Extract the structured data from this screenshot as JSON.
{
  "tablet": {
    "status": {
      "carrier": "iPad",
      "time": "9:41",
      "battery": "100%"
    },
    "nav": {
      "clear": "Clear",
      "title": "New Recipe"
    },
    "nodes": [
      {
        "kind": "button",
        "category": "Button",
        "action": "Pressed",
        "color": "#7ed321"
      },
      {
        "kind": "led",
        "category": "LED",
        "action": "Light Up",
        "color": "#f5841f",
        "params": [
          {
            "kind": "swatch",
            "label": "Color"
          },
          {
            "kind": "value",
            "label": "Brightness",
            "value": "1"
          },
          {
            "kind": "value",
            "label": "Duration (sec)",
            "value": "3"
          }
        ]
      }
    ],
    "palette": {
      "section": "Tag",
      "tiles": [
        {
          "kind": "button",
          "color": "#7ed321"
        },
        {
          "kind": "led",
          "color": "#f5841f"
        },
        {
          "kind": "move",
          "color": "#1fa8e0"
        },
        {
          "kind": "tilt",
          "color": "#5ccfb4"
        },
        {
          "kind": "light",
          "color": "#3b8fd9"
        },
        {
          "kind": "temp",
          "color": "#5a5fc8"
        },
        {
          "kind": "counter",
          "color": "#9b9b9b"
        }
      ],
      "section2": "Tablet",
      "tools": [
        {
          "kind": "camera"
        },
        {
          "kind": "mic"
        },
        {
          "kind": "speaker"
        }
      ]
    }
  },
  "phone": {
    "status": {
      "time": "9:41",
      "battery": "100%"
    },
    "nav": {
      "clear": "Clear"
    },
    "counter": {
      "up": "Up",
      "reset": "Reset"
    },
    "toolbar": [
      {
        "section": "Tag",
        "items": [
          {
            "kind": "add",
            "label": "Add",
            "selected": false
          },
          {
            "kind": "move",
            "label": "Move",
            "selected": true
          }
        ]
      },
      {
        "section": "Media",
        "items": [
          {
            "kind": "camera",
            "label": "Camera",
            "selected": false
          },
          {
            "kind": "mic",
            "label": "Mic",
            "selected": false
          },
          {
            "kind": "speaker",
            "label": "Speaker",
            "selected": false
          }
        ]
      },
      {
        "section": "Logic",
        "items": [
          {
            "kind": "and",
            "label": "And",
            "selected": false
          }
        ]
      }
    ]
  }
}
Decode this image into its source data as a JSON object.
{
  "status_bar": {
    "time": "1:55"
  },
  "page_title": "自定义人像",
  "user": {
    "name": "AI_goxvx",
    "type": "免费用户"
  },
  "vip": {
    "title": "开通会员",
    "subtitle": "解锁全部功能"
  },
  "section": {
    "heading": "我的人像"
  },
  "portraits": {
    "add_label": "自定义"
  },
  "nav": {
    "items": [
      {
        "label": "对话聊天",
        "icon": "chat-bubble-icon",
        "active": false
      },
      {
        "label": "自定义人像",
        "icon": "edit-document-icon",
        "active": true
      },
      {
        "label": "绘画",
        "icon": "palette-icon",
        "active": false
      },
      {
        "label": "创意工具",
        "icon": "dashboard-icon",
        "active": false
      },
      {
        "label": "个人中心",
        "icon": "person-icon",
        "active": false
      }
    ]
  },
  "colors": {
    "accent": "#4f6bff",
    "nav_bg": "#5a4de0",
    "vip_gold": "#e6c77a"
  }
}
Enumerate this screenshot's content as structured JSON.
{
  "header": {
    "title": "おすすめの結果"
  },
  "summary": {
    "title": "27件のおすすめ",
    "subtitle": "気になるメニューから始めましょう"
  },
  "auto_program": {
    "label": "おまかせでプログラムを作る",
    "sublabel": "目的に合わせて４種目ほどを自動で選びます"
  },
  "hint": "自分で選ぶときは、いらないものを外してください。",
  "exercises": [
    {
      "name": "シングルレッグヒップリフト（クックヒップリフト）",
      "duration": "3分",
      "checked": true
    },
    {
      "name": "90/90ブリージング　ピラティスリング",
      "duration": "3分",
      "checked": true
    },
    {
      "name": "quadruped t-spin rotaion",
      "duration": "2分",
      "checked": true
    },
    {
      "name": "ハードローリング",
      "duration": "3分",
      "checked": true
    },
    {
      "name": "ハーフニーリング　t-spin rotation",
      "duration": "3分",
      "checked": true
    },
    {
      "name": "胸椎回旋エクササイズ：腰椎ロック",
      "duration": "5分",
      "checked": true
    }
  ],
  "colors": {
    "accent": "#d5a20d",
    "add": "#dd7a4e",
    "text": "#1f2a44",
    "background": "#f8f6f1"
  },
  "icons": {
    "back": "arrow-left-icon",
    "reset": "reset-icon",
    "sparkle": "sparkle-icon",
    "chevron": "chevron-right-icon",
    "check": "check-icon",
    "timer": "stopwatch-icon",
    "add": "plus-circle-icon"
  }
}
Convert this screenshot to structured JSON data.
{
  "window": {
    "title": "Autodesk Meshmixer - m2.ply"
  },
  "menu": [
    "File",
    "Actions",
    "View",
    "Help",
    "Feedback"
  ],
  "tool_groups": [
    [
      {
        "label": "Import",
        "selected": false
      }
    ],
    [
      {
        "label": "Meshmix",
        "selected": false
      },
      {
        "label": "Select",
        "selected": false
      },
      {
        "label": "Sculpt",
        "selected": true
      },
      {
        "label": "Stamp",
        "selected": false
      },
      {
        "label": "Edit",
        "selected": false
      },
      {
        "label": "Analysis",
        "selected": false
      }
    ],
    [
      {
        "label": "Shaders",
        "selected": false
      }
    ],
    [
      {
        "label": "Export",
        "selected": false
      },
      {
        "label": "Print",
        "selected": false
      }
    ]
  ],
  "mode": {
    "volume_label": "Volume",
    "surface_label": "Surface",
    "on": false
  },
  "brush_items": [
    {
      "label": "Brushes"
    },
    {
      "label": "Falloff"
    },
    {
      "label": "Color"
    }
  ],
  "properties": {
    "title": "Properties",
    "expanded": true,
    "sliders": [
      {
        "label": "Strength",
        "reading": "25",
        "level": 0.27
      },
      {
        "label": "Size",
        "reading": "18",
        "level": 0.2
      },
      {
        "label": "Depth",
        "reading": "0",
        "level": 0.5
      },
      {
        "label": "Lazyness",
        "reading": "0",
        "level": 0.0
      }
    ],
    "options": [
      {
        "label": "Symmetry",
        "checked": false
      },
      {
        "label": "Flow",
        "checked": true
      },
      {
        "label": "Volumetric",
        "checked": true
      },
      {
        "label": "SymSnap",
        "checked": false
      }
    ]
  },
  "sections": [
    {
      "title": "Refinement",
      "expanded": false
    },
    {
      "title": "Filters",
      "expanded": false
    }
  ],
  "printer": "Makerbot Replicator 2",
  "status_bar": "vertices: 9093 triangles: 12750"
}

**WRITTEN TASK:**
Return all lines with the word "subtitle" in them.

**EXPECTED ANSWER:**
    "subtitle": "解锁全部功能"
    "subtitle": "気になるメニューから始めましょう"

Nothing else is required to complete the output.